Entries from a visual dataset
◆ ◆ ◆
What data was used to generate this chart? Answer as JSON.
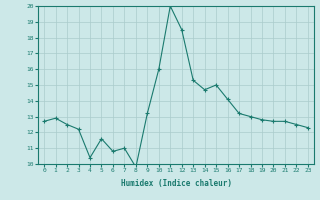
{
  "x": [
    0,
    1,
    2,
    3,
    4,
    5,
    6,
    7,
    8,
    9,
    10,
    11,
    12,
    13,
    14,
    15,
    16,
    17,
    18,
    19,
    20,
    21,
    22,
    23
  ],
  "y": [
    12.7,
    12.9,
    12.5,
    12.2,
    10.4,
    11.6,
    10.8,
    11.0,
    9.8,
    13.2,
    16.0,
    20.0,
    18.5,
    15.3,
    14.7,
    15.0,
    14.1,
    13.2,
    13.0,
    12.8,
    12.7,
    12.7,
    12.5,
    12.3
  ],
  "xlabel": "Humidex (Indice chaleur)",
  "ylim": [
    10,
    20
  ],
  "xlim": [
    -0.5,
    23.5
  ],
  "yticks": [
    10,
    11,
    12,
    13,
    14,
    15,
    16,
    17,
    18,
    19,
    20
  ],
  "xticks": [
    0,
    1,
    2,
    3,
    4,
    5,
    6,
    7,
    8,
    9,
    10,
    11,
    12,
    13,
    14,
    15,
    16,
    17,
    18,
    19,
    20,
    21,
    22,
    23
  ],
  "line_color": "#1a7a6e",
  "marker_color": "#1a7a6e",
  "bg_color": "#cce8e8",
  "grid_color": "#aacccc"
}
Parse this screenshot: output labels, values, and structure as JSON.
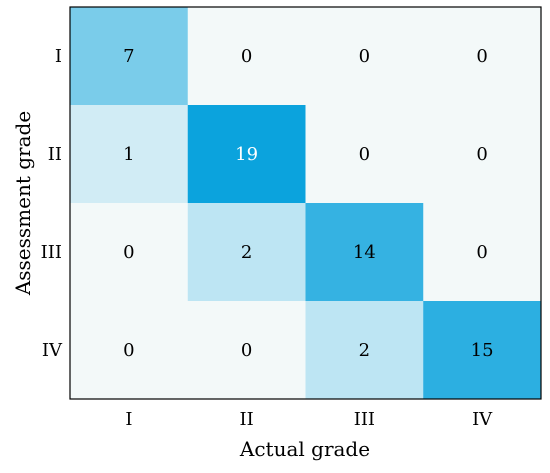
{
  "chart_data": {
    "type": "heatmap",
    "title": "",
    "xlabel": "Actual grade",
    "ylabel": "Assessment grade",
    "x_categories": [
      "I",
      "II",
      "III",
      "IV"
    ],
    "y_categories": [
      "I",
      "II",
      "III",
      "IV"
    ],
    "values": [
      [
        7,
        0,
        0,
        0
      ],
      [
        1,
        19,
        0,
        0
      ],
      [
        0,
        2,
        14,
        0
      ],
      [
        0,
        0,
        2,
        15
      ]
    ],
    "value_range": [
      0,
      19
    ],
    "colors": {
      "low": "#f3f9f9",
      "high": "#0ba3dd",
      "text_dark": "#000000",
      "text_light": "#ffffff",
      "frame": "#000000"
    },
    "legend": "none",
    "grid": false
  }
}
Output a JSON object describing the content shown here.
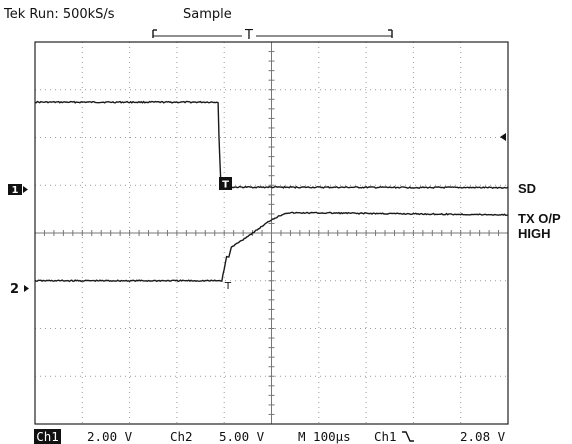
◆ ◆ ◆
**What the exercise asks**
Of the lines above, how many include the word "JSON"? Reply with the number only.

**Solution**
3